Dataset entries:

▼▼▼

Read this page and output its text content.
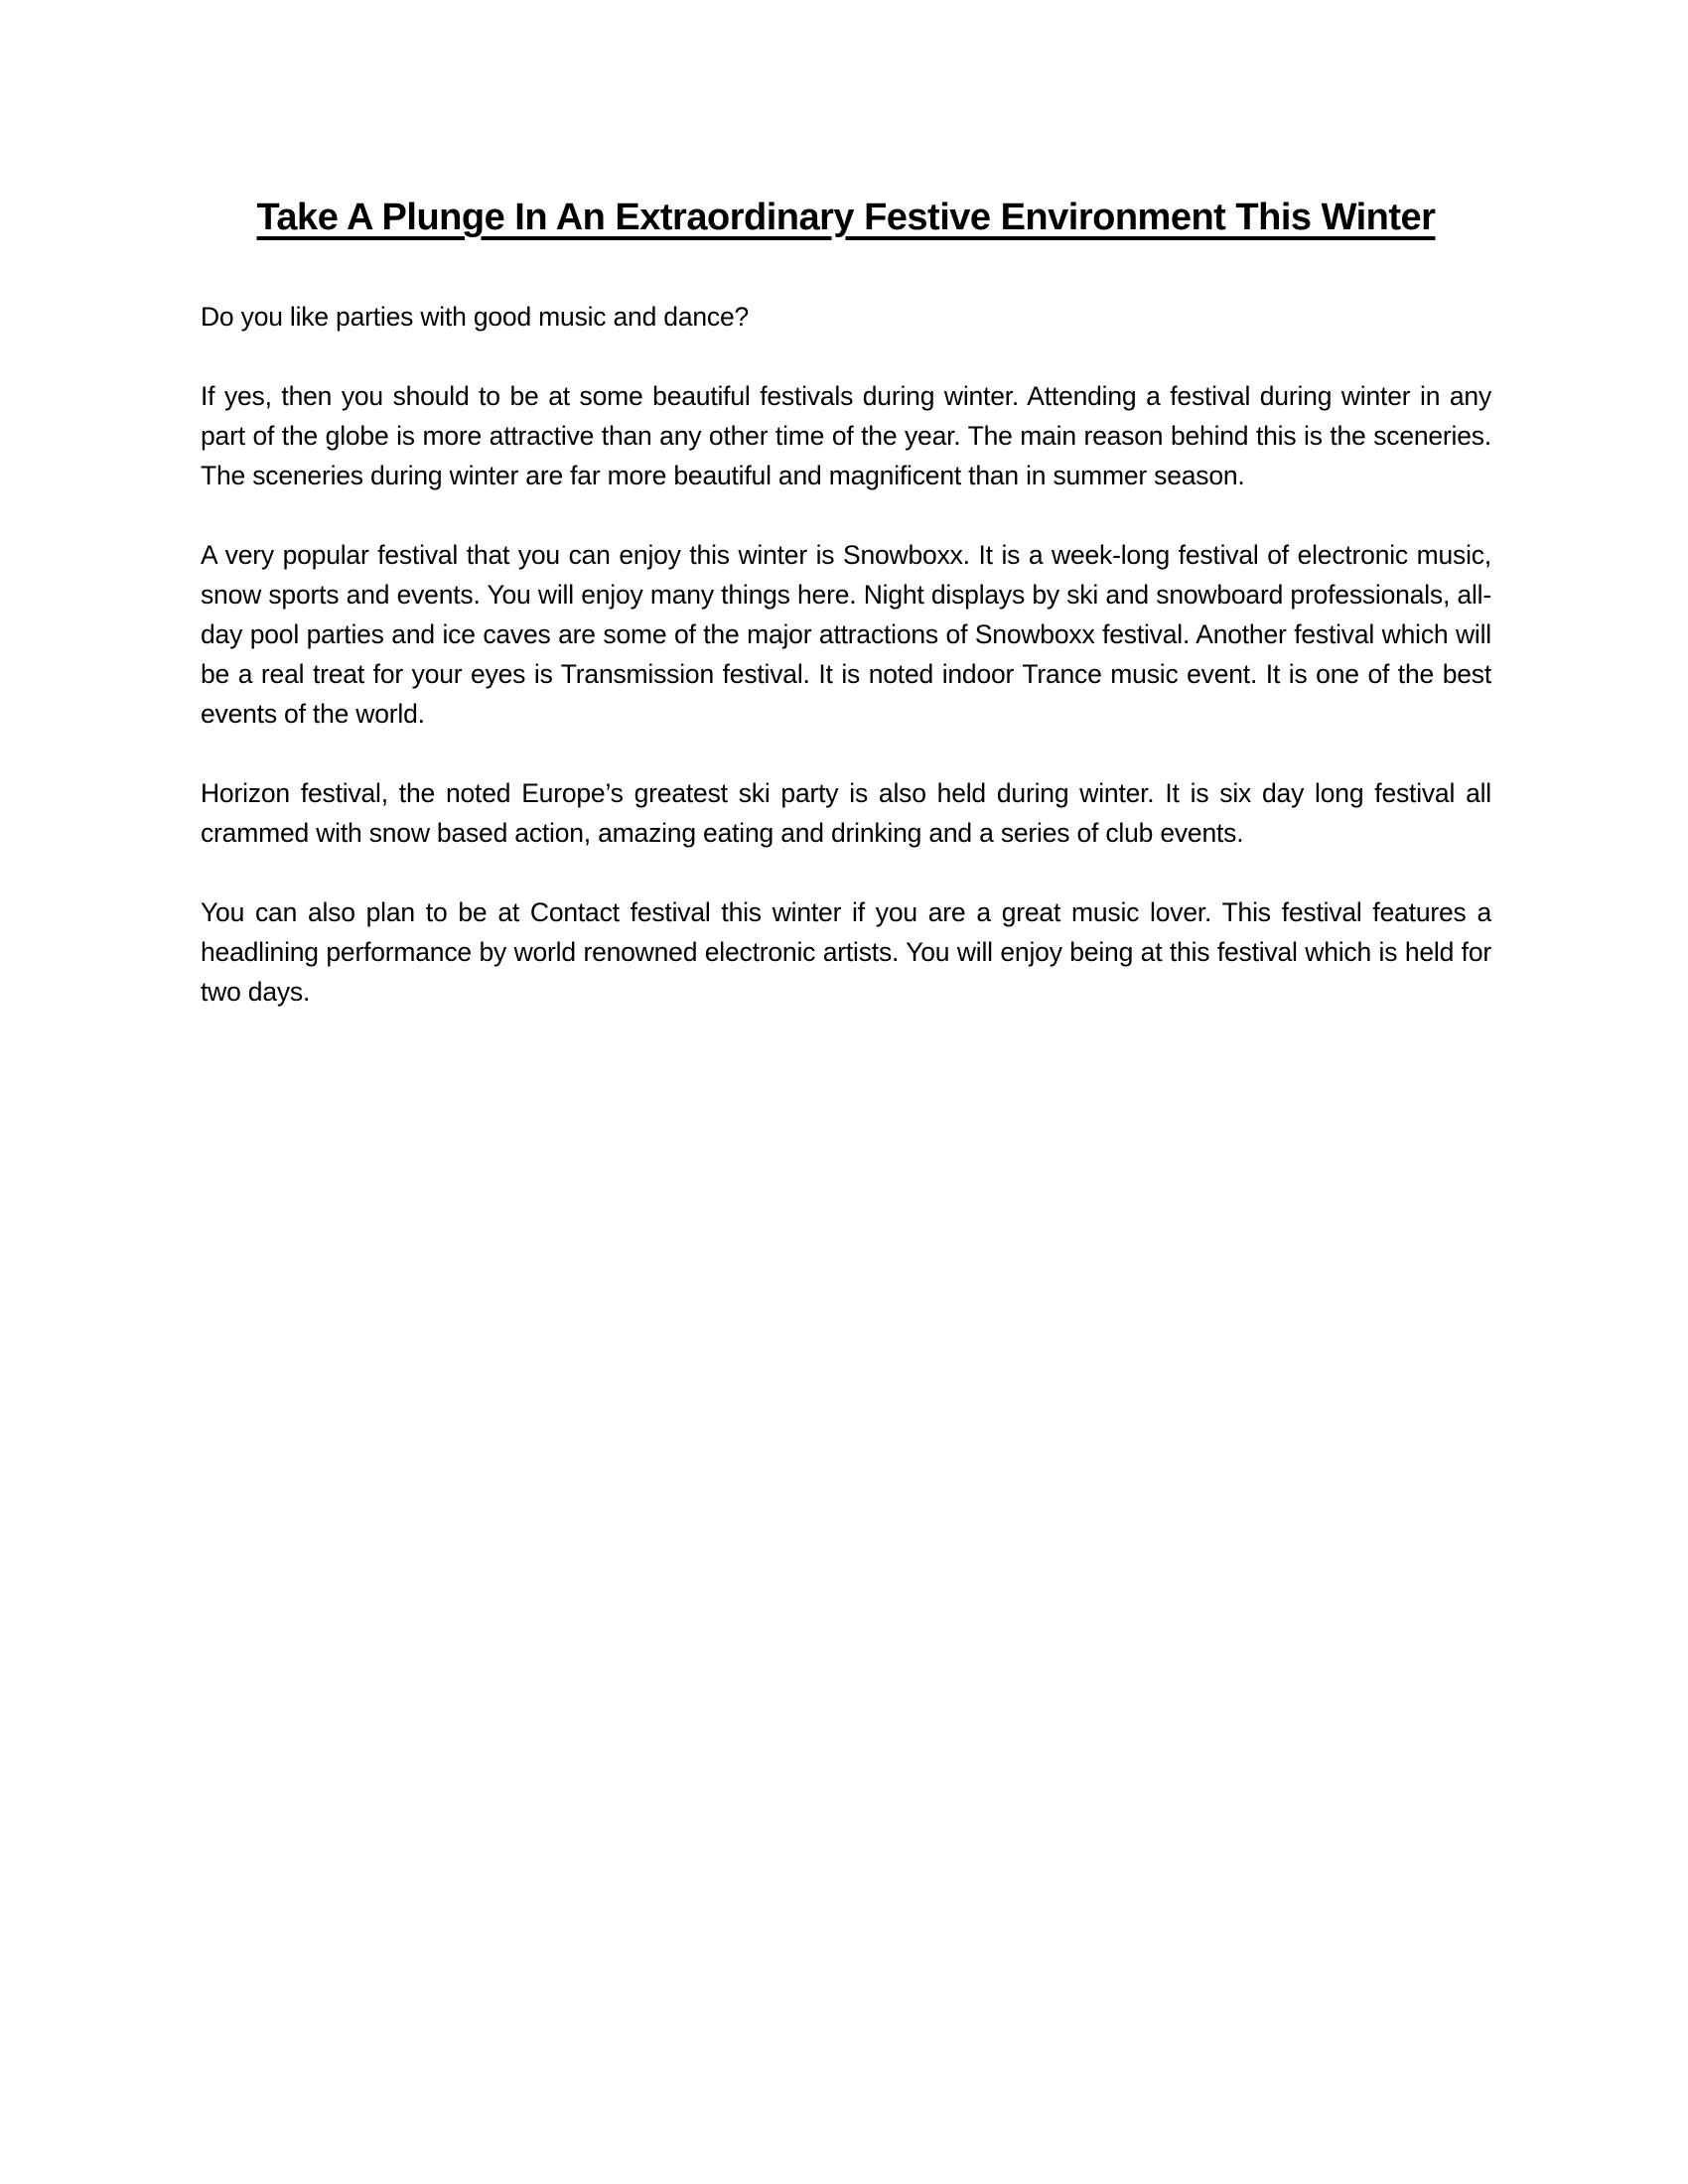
Take A Plunge In An Extraordinary Festive Environment This Winter

Do you like parties with good music and dance?

If yes, then you should to be at some beautiful festivals during winter. Attending a festival during winter in any part of the globe is more attractive than any other time of the year. The main reason behind this is the sceneries. The sceneries during winter are far more beautiful and magnificent than in summer season.

A very popular festival that you can enjoy this winter is Snowboxx. It is a week-long festival of electronic music, snow sports and events. You will enjoy many things here. Night displays by ski and snowboard professionals, all-day pool parties and ice caves are some of the major attractions of Snowboxx festival. Another festival which will be a real treat for your eyes is Transmission festival. It is noted indoor Trance music event. It is one of the best events of the world.

Horizon festival, the noted Europe’s greatest ski party is also held during winter. It is six day long festival all crammed with snow based action, amazing eating and drinking and a series of club events.

You can also plan to be at Contact festival this winter if you are a great music lover. This festival features a headlining performance by world renowned electronic artists. You will enjoy being at this festival which is held for two days.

▲▲▲

## Requirements
Quote the material word for word, dropping any images it holds.

## The output
Read this page and output its text content.
Take A Plunge In An Extraordinary Festive Environment This Winter

Do you like parties with good music and dance?

If yes, then you should to be at some beautiful festivals during winter. Attending a festival during winter in any part of the globe is more attractive than any other time of the year. The main reason behind this is the sceneries. The sceneries during winter are far more beautiful and magnificent than in summer season.

A very popular festival that you can enjoy this winter is Snowboxx. It is a week-long festival of electronic music, snow sports and events. You will enjoy many things here. Night displays by ski and snowboard professionals, all-day pool parties and ice caves are some of the major attractions of Snowboxx festival. Another festival which will be a real treat for your eyes is Transmission festival. It is noted indoor Trance music event. It is one of the best events of the world.

Horizon festival, the noted Europe’s greatest ski party is also held during winter. It is six day long festival all crammed with snow based action, amazing eating and drinking and a series of club events.

You can also plan to be at Contact festival this winter if you are a great music lover. This festival features a headlining performance by world renowned electronic artists. You will enjoy being at this festival which is held for two days.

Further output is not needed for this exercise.